## GIVEN PROBLEM:
Could you transcribe the material below exactly, without leaving out a single line?
-------- DATA FOR THIS TASK
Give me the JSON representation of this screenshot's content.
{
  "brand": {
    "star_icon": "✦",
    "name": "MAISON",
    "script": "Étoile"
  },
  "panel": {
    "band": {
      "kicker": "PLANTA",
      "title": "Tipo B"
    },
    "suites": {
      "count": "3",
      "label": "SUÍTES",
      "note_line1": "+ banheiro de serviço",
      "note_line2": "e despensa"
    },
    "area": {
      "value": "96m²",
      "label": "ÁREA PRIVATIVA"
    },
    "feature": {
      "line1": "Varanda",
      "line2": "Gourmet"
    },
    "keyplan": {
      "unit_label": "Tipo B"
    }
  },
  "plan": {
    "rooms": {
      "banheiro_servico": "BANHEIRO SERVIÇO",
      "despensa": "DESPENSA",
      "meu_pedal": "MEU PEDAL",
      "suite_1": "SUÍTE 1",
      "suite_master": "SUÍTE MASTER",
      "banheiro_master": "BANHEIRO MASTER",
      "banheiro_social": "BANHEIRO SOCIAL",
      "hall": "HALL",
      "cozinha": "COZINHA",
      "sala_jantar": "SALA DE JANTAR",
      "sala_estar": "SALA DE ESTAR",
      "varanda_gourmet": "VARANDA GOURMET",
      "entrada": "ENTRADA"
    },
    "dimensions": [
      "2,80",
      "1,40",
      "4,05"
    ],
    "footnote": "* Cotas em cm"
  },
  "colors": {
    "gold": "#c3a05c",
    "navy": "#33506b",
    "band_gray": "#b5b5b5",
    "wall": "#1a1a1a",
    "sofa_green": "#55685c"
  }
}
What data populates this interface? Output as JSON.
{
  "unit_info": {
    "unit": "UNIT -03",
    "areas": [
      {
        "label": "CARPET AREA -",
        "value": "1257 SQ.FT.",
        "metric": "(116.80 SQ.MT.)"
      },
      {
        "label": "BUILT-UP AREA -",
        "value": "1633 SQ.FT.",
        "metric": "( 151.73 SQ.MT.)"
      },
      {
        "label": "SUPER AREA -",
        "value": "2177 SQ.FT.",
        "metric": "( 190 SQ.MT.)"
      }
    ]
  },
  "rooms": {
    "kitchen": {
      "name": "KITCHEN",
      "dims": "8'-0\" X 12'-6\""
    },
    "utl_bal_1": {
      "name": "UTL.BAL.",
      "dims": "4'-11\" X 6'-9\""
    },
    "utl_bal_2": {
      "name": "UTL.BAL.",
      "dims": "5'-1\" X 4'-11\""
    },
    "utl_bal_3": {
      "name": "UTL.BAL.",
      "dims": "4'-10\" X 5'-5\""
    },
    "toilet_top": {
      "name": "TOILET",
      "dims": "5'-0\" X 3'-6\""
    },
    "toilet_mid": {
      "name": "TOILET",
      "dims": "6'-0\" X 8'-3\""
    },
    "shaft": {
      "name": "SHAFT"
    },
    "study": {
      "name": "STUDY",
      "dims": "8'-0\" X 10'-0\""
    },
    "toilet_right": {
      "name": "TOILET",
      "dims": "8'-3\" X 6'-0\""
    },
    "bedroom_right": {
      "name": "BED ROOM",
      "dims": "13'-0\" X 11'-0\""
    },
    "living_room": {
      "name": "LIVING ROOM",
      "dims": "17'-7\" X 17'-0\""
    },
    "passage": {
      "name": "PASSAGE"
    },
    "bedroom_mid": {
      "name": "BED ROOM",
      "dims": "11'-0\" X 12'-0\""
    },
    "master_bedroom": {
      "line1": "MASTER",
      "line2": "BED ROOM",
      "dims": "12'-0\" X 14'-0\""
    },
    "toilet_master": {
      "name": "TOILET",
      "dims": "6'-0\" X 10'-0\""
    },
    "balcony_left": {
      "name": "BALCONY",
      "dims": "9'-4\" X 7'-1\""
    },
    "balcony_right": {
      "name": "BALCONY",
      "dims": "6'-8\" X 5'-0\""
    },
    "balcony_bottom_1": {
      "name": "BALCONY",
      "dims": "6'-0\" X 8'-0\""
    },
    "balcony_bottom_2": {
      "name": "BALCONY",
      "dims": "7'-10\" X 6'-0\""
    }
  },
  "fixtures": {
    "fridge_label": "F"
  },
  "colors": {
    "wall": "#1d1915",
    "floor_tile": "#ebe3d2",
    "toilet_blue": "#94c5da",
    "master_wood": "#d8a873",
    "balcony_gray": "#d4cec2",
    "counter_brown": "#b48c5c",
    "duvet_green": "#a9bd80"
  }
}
----------------
## WRITTEN SOLUTION:
Give me the JSON representation of this screenshot's content.
{
  "brand": {
    "star_icon": "✦",
    "name": "MAISON",
    "script": "Étoile"
  },
  "panel": {
    "band": {
      "kicker": "PLANTA",
      "title": "Tipo B"
    },
    "suites": {
      "count": "3",
      "label": "SUÍTES",
      "note_line1": "+ banheiro de serviço",
      "note_line2": "e despensa"
    },
    "area": {
      "value": "96m²",
      "label": "ÁREA PRIVATIVA"
    },
    "feature": {
      "line1": "Varanda",
      "line2": "Gourmet"
    },
    "keyplan": {
      "unit_label": "Tipo B"
    }
  },
  "plan": {
    "rooms": {
      "banheiro_servico": "BANHEIRO SERVIÇO",
      "despensa": "DESPENSA",
      "meu_pedal": "MEU PEDAL",
      "suite_1": "SUÍTE 1",
      "suite_master": "SUÍTE MASTER",
      "banheiro_master": "BANHEIRO MASTER",
      "banheiro_social": "BANHEIRO SOCIAL",
      "hall": "HALL",
      "cozinha": "COZINHA",
      "sala_jantar": "SALA DE JANTAR",
      "sala_estar": "SALA DE ESTAR",
      "varanda_gourmet": "VARANDA GOURMET",
      "entrada": "ENTRADA"
    },
    "dimensions": [
      "2,80",
      "1,40",
      "4,05"
    ],
    "footnote": "* Cotas em cm"
  },
  "colors": {
    "gold": "#c3a05c",
    "navy": "#33506b",
    "band_gray": "#b5b5b5",
    "wall": "#1a1a1a",
    "sofa_green": "#55685c"
  }
}
What data populates this interface? Output as JSON.
{
  "unit_info": {
    "unit": "UNIT -03",
    "areas": [
      {
        "label": "CARPET AREA -",
        "value": "1257 SQ.FT.",
        "metric": "(116.80 SQ.MT.)"
      },
      {
        "label": "BUILT-UP AREA -",
        "value": "1633 SQ.FT.",
        "metric": "( 151.73 SQ.MT.)"
      },
      {
        "label": "SUPER AREA -",
        "value": "2177 SQ.FT.",
        "metric": "( 190 SQ.MT.)"
      }
    ]
  },
  "rooms": {
    "kitchen": {
      "name": "KITCHEN",
      "dims": "8'-0\" X 12'-6\""
    },
    "utl_bal_1": {
      "name": "UTL.BAL.",
      "dims": "4'-11\" X 6'-9\""
    },
    "utl_bal_2": {
      "name": "UTL.BAL.",
      "dims": "5'-1\" X 4'-11\""
    },
    "utl_bal_3": {
      "name": "UTL.BAL.",
      "dims": "4'-10\" X 5'-5\""
    },
    "toilet_top": {
      "name": "TOILET",
      "dims": "5'-0\" X 3'-6\""
    },
    "toilet_mid": {
      "name": "TOILET",
      "dims": "6'-0\" X 8'-3\""
    },
    "shaft": {
      "name": "SHAFT"
    },
    "study": {
      "name": "STUDY",
      "dims": "8'-0\" X 10'-0\""
    },
    "toilet_right": {
      "name": "TOILET",
      "dims": "8'-3\" X 6'-0\""
    },
    "bedroom_right": {
      "name": "BED ROOM",
      "dims": "13'-0\" X 11'-0\""
    },
    "living_room": {
      "name": "LIVING ROOM",
      "dims": "17'-7\" X 17'-0\""
    },
    "passage": {
      "name": "PASSAGE"
    },
    "bedroom_mid": {
      "name": "BED ROOM",
      "dims": "11'-0\" X 12'-0\""
    },
    "master_bedroom": {
      "line1": "MASTER",
      "line2": "BED ROOM",
      "dims": "12'-0\" X 14'-0\""
    },
    "toilet_master": {
      "name": "TOILET",
      "dims": "6'-0\" X 10'-0\""
    },
    "balcony_left": {
      "name": "BALCONY",
      "dims": "9'-4\" X 7'-1\""
    },
    "balcony_right": {
      "name": "BALCONY",
      "dims": "6'-8\" X 5'-0\""
    },
    "balcony_bottom_1": {
      "name": "BALCONY",
      "dims": "6'-0\" X 8'-0\""
    },
    "balcony_bottom_2": {
      "name": "BALCONY",
      "dims": "7'-10\" X 6'-0\""
    }
  },
  "fixtures": {
    "fridge_label": "F"
  },
  "colors": {
    "wall": "#1d1915",
    "floor_tile": "#ebe3d2",
    "toilet_blue": "#94c5da",
    "master_wood": "#d8a873",
    "balcony_gray": "#d4cec2",
    "counter_brown": "#b48c5c",
    "duvet_green": "#a9bd80"
  }
}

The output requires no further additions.